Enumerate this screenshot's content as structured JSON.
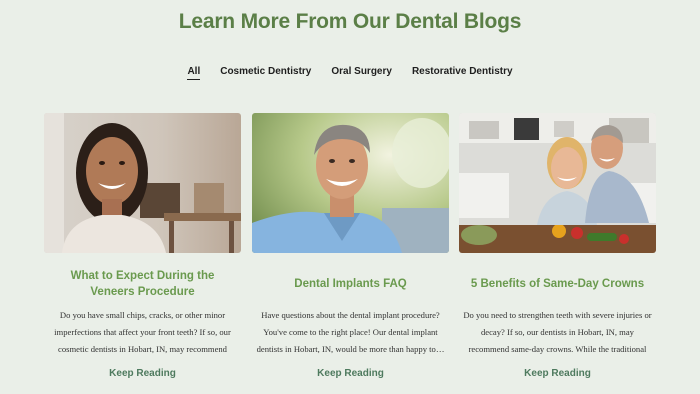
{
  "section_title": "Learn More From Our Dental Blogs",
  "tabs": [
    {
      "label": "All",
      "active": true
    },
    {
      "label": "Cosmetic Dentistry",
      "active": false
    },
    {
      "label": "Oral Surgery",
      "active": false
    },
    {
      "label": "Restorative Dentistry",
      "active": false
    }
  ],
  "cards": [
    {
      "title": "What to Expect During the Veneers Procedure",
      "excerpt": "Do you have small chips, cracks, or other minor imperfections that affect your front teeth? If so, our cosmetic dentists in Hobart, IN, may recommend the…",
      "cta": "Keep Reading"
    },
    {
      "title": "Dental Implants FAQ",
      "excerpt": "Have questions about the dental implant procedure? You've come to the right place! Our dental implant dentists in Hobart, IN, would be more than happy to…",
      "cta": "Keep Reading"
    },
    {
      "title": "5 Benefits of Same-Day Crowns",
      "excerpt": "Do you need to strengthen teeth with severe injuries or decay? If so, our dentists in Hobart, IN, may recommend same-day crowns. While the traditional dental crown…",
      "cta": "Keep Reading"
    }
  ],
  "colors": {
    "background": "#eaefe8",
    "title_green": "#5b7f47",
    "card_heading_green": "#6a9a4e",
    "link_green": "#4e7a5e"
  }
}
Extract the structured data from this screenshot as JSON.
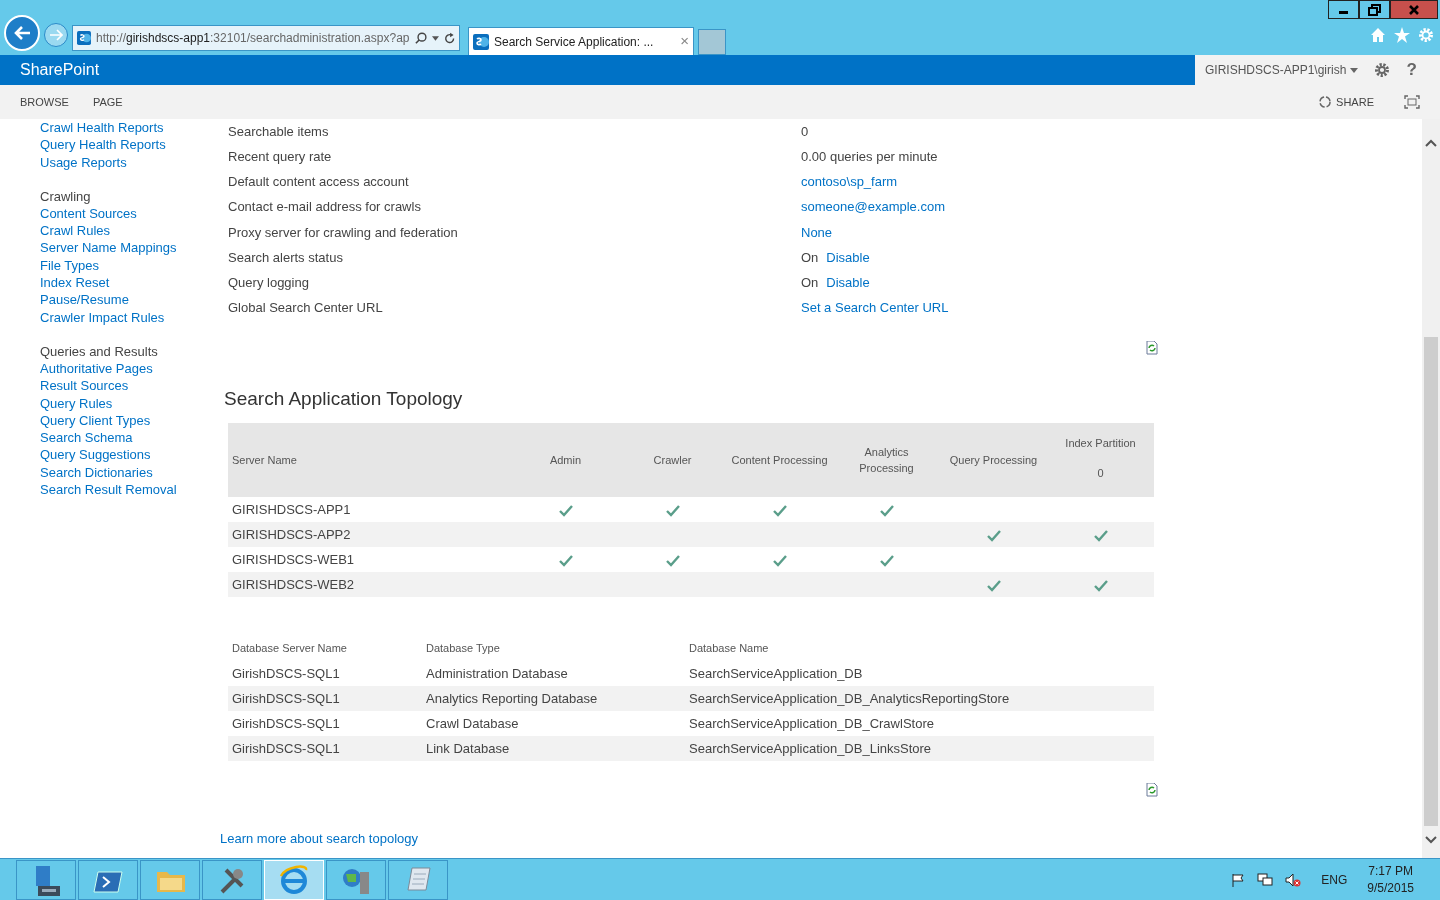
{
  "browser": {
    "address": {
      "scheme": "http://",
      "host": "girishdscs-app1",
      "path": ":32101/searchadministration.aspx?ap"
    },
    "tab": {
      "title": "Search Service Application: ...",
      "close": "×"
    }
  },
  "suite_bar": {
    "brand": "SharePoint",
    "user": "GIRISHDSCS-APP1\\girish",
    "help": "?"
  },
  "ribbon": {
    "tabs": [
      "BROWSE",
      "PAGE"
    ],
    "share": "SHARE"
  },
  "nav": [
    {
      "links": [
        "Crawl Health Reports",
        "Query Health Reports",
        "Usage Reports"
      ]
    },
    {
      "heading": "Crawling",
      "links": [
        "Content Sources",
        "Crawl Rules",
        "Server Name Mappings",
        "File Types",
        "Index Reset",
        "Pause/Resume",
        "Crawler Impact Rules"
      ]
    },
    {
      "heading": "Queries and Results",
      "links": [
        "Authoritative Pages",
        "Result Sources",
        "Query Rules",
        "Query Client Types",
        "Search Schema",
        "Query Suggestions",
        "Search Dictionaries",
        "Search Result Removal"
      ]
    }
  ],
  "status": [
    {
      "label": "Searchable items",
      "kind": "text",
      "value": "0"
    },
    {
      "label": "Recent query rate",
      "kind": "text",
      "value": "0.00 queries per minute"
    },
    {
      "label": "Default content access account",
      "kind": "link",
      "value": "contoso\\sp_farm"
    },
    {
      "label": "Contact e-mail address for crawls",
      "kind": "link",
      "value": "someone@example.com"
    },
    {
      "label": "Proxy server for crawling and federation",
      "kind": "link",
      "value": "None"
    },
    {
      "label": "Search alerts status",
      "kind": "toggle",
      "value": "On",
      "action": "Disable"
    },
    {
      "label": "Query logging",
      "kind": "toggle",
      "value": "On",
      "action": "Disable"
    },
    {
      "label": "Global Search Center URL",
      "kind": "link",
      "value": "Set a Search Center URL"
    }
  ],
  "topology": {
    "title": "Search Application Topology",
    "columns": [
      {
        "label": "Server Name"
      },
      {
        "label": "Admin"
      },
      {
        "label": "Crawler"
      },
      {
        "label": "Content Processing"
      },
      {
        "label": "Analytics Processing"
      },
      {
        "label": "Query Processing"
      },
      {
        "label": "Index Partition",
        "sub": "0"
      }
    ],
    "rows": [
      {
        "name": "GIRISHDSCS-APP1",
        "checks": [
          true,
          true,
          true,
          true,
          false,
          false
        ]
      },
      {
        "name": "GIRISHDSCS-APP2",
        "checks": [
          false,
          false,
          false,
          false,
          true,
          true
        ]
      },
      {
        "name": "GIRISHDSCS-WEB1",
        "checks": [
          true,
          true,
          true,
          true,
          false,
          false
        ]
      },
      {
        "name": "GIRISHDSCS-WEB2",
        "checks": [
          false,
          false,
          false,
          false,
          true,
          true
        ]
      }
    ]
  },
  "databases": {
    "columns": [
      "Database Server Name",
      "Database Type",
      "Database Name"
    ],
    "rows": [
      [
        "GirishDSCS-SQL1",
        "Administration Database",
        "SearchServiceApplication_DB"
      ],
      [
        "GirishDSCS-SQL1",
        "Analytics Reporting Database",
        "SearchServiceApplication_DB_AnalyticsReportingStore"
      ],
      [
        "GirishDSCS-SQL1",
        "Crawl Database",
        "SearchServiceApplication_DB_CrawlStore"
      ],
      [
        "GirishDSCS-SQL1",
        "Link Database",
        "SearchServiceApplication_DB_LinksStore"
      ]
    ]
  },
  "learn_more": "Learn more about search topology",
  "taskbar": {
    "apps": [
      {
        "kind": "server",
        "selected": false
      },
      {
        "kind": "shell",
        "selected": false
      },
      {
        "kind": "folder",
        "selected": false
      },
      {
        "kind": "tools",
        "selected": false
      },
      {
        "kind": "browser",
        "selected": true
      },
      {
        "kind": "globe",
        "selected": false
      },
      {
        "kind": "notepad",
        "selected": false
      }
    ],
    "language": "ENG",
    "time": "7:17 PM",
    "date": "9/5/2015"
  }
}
---
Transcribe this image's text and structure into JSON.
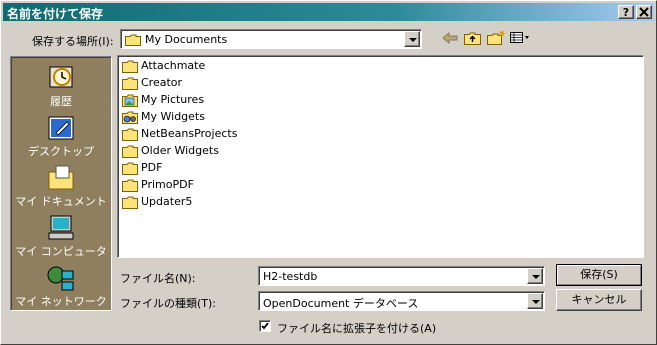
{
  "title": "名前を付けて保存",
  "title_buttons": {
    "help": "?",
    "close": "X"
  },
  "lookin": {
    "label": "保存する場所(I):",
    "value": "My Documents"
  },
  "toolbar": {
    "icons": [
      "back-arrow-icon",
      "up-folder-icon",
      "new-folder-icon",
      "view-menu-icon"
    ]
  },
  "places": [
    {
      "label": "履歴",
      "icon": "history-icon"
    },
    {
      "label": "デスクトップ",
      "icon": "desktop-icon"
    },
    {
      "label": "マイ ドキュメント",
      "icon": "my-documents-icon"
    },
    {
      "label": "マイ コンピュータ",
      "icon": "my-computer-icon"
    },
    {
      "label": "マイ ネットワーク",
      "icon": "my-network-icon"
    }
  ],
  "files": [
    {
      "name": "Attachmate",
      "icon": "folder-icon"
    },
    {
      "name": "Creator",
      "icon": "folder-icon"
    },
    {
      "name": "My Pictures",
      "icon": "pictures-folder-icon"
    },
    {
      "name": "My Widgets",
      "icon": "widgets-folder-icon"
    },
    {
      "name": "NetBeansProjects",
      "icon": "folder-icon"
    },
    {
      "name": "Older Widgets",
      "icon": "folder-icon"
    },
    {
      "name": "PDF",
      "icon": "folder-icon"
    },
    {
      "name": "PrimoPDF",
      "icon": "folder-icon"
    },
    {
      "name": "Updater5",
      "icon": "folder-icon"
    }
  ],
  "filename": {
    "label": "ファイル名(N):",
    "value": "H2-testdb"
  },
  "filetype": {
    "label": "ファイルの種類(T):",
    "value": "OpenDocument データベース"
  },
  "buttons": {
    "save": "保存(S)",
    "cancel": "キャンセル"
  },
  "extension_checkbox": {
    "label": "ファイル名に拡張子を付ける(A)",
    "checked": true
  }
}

Task details: Look through the data above. Find each line with the string "Reports" and copy it.

Expected answer:
        "Crawl Health Reports",
        "Query Health Reports",
        "Usage Reports"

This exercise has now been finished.